*Do this:* Every line holding the word "title" counts once. Give the total, nothing more.

[start]

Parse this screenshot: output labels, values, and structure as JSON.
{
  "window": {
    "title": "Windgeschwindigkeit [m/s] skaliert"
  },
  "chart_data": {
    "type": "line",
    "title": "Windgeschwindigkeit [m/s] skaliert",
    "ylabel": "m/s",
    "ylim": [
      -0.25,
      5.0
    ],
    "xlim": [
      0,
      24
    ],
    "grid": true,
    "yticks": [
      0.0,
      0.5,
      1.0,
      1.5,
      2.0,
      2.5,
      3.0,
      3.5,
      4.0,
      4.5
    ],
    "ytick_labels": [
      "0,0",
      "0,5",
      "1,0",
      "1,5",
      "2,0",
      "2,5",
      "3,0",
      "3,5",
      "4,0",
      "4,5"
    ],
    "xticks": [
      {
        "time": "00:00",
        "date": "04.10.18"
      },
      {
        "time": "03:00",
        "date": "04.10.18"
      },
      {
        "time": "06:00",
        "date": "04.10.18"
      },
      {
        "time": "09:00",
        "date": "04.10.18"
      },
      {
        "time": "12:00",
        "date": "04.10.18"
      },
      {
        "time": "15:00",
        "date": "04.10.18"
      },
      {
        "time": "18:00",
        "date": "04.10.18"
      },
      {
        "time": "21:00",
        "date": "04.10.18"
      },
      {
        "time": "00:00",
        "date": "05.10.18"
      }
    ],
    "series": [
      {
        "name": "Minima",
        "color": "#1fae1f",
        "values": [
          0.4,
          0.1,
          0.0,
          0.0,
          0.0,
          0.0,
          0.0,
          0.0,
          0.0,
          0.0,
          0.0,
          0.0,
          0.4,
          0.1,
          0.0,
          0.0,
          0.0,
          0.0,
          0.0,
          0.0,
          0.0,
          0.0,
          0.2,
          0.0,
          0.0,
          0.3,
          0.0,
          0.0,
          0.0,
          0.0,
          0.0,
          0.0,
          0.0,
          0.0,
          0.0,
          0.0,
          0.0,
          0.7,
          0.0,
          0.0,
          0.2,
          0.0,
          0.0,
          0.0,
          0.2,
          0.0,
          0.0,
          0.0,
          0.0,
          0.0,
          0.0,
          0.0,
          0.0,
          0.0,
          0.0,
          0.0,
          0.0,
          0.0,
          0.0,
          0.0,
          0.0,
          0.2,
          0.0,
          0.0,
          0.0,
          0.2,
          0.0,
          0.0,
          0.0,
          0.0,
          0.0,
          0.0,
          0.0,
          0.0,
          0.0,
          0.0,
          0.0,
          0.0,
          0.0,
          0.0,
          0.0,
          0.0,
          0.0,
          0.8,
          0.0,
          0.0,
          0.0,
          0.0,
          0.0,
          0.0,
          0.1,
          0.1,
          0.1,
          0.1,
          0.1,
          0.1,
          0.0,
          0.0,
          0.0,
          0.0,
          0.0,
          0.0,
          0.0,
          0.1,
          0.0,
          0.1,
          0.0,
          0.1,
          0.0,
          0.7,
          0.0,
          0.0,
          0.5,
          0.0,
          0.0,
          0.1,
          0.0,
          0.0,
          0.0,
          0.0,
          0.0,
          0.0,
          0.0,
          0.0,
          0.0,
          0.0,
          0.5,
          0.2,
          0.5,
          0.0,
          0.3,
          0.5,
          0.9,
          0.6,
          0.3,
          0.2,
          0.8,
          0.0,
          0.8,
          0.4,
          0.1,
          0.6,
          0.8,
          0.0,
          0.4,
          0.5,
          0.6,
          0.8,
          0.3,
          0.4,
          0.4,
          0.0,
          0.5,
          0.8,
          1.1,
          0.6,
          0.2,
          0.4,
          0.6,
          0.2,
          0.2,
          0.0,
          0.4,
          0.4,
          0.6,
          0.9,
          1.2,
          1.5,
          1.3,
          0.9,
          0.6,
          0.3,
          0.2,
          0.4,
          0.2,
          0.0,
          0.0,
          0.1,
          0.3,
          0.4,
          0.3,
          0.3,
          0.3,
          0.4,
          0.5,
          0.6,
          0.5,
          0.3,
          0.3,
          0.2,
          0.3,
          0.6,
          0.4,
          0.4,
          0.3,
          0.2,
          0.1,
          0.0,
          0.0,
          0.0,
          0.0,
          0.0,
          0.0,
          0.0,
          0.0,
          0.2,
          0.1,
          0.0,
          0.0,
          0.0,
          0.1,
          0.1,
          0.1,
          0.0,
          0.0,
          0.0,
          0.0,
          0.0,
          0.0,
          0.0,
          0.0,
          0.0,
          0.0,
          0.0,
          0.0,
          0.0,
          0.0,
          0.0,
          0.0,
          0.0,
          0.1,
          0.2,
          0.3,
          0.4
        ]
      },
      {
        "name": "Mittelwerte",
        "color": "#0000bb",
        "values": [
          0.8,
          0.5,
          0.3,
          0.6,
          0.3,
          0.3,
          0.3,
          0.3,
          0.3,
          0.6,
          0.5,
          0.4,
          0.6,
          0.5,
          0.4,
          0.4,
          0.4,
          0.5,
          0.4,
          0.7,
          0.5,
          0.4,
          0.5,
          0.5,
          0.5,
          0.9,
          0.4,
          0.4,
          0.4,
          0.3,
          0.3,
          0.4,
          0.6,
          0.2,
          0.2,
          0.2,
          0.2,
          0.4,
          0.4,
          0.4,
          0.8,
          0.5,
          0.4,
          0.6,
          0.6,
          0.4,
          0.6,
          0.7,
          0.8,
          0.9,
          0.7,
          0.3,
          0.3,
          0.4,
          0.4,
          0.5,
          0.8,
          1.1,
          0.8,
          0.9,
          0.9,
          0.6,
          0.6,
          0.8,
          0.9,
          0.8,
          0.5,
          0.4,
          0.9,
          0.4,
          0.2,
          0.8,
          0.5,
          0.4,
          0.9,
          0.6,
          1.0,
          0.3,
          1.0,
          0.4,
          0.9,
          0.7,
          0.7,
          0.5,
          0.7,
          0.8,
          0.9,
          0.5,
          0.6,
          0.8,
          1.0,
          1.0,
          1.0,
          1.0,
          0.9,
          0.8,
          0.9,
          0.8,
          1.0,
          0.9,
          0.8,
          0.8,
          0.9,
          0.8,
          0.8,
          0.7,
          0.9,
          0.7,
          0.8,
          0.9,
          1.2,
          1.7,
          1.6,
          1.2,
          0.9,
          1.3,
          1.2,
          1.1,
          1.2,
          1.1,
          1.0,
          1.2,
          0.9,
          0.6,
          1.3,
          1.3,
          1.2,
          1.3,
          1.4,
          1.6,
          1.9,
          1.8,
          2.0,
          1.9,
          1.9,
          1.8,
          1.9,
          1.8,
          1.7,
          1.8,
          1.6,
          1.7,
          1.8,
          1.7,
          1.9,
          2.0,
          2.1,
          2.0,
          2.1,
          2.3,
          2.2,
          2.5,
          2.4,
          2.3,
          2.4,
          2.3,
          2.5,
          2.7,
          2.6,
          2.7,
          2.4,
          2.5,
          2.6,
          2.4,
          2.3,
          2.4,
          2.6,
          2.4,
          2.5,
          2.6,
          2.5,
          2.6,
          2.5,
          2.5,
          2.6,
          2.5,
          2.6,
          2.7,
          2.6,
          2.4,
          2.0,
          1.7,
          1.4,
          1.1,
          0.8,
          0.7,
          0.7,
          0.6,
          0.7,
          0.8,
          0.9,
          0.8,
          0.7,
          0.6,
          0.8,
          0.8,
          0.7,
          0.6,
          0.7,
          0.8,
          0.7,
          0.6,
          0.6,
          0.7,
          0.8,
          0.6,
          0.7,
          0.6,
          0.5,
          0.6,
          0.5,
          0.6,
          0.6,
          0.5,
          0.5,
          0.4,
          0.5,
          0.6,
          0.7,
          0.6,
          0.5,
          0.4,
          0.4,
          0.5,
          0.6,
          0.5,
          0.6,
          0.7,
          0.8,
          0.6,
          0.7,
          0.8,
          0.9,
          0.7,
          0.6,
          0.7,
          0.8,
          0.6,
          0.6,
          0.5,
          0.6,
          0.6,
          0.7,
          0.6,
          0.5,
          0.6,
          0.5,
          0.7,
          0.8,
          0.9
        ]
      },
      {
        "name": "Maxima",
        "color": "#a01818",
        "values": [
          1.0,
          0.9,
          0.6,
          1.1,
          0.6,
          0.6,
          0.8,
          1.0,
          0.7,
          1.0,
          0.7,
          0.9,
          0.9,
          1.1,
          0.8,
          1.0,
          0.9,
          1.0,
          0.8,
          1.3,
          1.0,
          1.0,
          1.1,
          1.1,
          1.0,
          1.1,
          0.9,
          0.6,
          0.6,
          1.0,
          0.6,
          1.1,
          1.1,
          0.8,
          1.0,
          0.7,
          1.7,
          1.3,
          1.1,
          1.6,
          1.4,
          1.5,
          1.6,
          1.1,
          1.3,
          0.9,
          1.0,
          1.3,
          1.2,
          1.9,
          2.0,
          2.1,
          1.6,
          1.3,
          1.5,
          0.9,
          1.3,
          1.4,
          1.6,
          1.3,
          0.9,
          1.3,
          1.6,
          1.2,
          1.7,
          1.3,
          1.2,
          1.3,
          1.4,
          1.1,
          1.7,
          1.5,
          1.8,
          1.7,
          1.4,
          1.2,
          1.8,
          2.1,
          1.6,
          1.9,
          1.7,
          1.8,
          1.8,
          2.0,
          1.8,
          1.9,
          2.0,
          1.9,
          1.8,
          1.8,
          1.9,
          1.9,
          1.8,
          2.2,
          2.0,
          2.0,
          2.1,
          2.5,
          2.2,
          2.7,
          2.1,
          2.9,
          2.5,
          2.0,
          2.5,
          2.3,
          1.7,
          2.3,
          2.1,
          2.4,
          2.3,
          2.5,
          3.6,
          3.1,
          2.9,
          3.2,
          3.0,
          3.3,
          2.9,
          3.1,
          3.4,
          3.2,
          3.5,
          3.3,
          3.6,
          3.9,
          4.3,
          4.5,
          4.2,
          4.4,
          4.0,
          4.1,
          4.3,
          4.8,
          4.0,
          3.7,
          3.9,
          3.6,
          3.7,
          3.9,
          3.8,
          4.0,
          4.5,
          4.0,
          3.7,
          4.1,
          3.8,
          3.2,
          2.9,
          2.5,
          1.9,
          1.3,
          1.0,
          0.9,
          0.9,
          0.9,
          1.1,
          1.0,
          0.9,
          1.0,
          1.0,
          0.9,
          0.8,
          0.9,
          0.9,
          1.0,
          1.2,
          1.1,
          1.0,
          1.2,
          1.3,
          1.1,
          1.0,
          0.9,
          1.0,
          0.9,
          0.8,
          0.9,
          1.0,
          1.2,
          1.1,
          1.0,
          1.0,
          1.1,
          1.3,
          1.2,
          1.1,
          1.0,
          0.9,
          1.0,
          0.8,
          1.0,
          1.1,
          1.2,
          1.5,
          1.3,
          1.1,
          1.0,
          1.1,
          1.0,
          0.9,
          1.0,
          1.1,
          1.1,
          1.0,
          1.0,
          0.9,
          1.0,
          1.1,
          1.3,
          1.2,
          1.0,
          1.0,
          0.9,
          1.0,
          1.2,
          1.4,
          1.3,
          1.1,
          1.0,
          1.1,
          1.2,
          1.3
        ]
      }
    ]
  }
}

[end]

*Result:* 2